- **YOUR OBJECTIVE**: Answer with one number only: the number of lines that contain "Charge".

- **EXTRACTED RECORDS**:
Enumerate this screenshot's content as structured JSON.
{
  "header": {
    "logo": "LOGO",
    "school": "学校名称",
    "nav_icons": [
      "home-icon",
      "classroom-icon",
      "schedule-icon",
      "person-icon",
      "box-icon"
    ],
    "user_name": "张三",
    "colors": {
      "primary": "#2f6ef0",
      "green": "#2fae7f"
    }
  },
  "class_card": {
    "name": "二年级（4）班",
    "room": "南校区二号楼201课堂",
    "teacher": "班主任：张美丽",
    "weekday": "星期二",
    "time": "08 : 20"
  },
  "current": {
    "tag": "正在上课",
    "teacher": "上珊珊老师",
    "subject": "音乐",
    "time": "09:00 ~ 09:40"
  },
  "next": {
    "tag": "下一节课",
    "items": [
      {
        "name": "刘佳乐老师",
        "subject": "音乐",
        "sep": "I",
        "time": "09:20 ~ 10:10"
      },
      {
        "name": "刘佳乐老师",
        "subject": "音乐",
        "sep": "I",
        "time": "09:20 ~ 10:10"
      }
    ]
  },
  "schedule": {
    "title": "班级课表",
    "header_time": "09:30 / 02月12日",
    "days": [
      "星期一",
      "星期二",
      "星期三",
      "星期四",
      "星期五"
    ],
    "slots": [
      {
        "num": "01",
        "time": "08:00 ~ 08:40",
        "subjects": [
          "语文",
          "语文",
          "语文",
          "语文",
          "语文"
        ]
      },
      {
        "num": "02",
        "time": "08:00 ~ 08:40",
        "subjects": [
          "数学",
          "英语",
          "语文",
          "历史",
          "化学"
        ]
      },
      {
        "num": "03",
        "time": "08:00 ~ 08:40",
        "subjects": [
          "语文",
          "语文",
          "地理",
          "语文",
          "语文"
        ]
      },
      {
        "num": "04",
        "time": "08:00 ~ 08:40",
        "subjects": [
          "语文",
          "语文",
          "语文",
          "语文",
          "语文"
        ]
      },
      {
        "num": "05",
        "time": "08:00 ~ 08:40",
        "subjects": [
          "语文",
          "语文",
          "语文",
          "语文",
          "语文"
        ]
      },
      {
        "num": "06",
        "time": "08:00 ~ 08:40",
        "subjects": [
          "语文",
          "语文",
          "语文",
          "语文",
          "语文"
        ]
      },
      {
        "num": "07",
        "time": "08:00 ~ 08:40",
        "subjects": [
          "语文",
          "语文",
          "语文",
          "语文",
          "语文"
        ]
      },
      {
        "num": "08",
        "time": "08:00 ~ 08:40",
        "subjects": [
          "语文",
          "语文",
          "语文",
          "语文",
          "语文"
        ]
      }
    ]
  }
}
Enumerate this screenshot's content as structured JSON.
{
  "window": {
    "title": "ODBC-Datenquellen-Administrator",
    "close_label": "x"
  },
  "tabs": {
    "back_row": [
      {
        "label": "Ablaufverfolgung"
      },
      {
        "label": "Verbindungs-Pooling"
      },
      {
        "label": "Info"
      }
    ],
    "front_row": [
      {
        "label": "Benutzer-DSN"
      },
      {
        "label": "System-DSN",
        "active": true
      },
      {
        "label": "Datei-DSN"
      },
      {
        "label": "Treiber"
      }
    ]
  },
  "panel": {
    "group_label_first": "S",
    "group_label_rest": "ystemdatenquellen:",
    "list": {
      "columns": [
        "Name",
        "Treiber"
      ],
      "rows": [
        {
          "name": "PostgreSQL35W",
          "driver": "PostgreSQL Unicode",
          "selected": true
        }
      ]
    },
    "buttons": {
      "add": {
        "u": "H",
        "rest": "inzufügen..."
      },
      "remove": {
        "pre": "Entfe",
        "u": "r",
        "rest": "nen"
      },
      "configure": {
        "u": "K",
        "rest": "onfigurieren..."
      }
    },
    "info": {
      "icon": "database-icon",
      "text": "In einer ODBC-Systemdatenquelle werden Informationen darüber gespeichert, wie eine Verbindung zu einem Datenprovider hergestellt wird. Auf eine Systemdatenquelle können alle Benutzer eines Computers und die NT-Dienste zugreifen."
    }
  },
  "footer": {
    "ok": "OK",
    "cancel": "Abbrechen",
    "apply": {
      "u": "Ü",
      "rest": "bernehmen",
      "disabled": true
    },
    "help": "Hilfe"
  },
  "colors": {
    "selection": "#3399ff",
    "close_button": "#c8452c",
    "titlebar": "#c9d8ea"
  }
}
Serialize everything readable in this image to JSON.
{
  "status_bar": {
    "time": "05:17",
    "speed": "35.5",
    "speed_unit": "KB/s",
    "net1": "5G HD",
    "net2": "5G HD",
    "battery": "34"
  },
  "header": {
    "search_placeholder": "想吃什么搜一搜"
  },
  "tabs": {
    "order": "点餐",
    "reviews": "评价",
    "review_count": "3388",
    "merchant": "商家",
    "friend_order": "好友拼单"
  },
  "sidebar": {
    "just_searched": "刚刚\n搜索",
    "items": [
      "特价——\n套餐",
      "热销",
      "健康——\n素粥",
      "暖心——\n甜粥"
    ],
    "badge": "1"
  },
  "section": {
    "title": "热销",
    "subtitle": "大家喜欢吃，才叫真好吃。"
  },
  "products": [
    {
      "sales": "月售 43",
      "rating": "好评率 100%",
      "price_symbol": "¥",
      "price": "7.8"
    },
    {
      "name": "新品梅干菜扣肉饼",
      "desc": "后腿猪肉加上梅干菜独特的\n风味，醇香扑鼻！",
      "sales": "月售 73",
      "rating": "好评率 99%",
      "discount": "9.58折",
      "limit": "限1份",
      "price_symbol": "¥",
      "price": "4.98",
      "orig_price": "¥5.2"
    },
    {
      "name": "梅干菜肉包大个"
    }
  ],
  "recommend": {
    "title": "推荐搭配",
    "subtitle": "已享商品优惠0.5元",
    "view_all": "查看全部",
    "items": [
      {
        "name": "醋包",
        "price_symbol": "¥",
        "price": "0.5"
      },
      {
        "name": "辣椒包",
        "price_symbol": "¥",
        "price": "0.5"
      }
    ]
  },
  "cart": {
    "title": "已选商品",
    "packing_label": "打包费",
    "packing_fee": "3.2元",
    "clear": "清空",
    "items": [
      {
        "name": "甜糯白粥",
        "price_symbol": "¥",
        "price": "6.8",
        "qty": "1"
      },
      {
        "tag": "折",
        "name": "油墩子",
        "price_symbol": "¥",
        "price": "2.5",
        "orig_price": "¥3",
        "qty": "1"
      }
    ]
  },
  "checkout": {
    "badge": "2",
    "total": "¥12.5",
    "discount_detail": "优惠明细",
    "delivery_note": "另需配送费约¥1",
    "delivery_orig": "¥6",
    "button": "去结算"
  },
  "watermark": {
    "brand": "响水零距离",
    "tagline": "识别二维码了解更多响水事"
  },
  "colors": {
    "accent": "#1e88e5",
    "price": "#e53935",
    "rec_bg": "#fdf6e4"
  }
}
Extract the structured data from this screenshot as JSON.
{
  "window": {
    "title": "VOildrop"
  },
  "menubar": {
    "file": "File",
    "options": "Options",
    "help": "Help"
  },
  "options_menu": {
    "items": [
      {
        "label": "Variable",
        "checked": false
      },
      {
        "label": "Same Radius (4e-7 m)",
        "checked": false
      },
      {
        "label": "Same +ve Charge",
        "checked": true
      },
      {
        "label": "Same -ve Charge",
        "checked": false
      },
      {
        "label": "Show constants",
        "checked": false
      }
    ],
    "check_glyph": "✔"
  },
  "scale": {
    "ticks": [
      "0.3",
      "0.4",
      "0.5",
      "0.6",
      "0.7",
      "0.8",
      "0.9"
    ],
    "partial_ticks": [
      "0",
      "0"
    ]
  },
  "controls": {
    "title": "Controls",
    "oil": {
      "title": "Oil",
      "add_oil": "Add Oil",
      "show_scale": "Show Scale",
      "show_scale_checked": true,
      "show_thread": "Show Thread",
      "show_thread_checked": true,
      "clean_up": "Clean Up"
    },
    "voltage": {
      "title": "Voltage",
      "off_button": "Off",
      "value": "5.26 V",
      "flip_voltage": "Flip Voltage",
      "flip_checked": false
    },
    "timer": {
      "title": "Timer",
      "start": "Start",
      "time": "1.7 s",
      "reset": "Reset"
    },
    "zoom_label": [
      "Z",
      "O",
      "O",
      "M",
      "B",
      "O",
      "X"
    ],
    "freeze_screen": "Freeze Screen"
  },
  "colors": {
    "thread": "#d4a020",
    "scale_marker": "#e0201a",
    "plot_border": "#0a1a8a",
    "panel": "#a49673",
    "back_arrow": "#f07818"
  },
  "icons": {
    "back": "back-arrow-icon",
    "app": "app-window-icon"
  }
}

- **TASK RESPONSE**: 2